— begin —

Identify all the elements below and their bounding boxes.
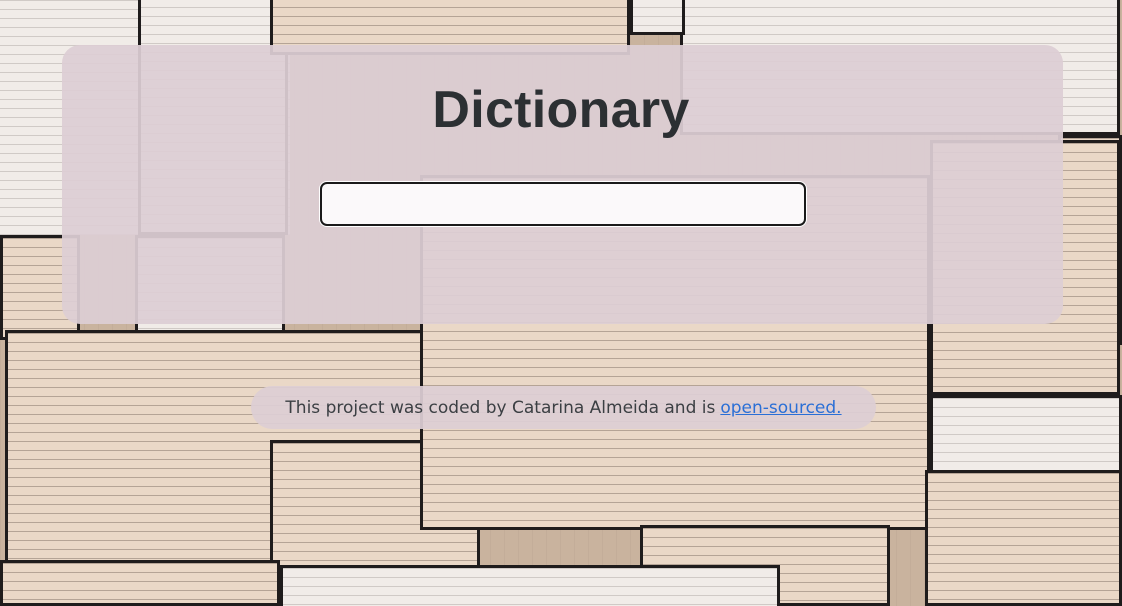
page-title: Dictionary (432, 81, 690, 139)
footer-text: This project was coded by Catarina Almei… (285, 397, 716, 418)
open-source-link[interactable]: open-sourced. (720, 398, 841, 418)
search-input[interactable] (320, 182, 806, 226)
footer-credit: This project was coded by Catarina Almei… (251, 386, 876, 429)
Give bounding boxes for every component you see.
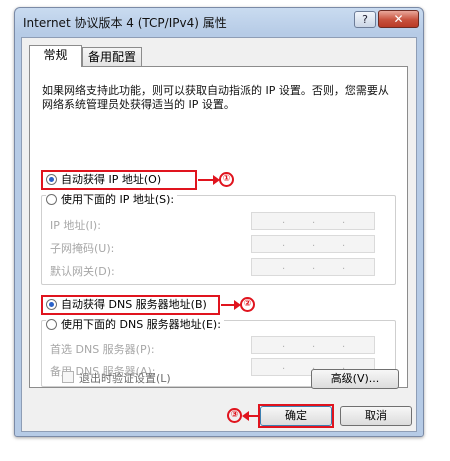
description-text: 如果网络支持此功能，则可以获取自动指派的 IP 设置。否则，您需要从网络系统管理… bbox=[42, 84, 389, 111]
dialog-client-area: 常规 备用配置 如果网络支持此功能，则可以获取自动指派的 IP 设置。否则，您需… bbox=[21, 37, 417, 432]
use-following-ip-label: 使用下面的 IP 地址(S): bbox=[61, 193, 175, 206]
help-button[interactable]: ? bbox=[354, 11, 376, 28]
tab-general[interactable]: 常规 bbox=[29, 45, 82, 67]
annotation-arrow-2 bbox=[221, 300, 241, 310]
subnet-mask-input[interactable]: ... bbox=[251, 235, 375, 253]
annotation-marker-1: ① bbox=[219, 172, 234, 187]
ip-address-label: IP 地址(I): bbox=[50, 219, 101, 232]
annotation-arrow-1 bbox=[198, 175, 220, 185]
properties-dialog: Internet 协议版本 4 (TCP/IPv4) 属性 ? ✕ 常规 备用配… bbox=[14, 7, 424, 437]
subnet-mask-label: 子网掩码(U): bbox=[50, 242, 115, 255]
highlight-box-2 bbox=[41, 295, 220, 315]
highlight-box-3 bbox=[258, 404, 334, 428]
highlight-box-1 bbox=[41, 170, 197, 190]
use-following-dns-label: 使用下面的 DNS 服务器地址(E): bbox=[61, 318, 221, 331]
validate-on-exit-label: 退出时验证设置(L) bbox=[79, 372, 171, 385]
default-gateway-input[interactable]: ... bbox=[251, 258, 375, 276]
validate-on-exit-checkbox[interactable] bbox=[62, 371, 74, 383]
default-gateway-label: 默认网关(D): bbox=[50, 265, 115, 278]
use-following-ip-radio[interactable] bbox=[46, 194, 57, 205]
use-following-dns-option[interactable]: 使用下面的 DNS 服务器地址(E): bbox=[46, 318, 224, 332]
annotation-marker-2: ② bbox=[240, 297, 255, 312]
ip-address-input[interactable]: ... bbox=[251, 212, 375, 230]
preferred-dns-input[interactable]: ... bbox=[251, 336, 375, 354]
annotation-marker-3: ③ bbox=[227, 408, 242, 423]
use-following-dns-radio[interactable] bbox=[46, 319, 57, 330]
close-button[interactable]: ✕ bbox=[378, 10, 419, 28]
window-title: Internet 协议版本 4 (TCP/IPv4) 属性 bbox=[23, 16, 227, 30]
general-tab-panel: 如果网络支持此功能，则可以获取自动指派的 IP 设置。否则，您需要从网络系统管理… bbox=[29, 66, 408, 388]
advanced-button[interactable]: 高级(V)... bbox=[311, 369, 399, 389]
preferred-dns-label: 首选 DNS 服务器(P): bbox=[50, 343, 155, 356]
title-bar[interactable]: Internet 协议版本 4 (TCP/IPv4) 属性 ? ✕ bbox=[15, 8, 423, 34]
tab-alternate-configuration[interactable]: 备用配置 bbox=[82, 47, 142, 67]
cancel-button[interactable]: 取消 bbox=[340, 406, 412, 426]
use-following-ip-option[interactable]: 使用下面的 IP 地址(S): bbox=[46, 193, 178, 207]
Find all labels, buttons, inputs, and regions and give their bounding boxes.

— end —

Reproduce the material word for word from its first line through the line containing "Give bounding boxes", with both ends included and the pictures omitted.

Identify all the elements below and their bounding boxes.
page-title: Dictionary (432, 81, 690, 139)
footer-text: This project was coded by Catarina Almei… (285, 397, 716, 418)
open-source-link[interactable]: open-sourced. (720, 398, 841, 418)
search-input[interactable] (320, 182, 806, 226)
footer-credit: This project was coded by Catarina Almei… (251, 386, 876, 429)
Give bounding boxes for every component you see.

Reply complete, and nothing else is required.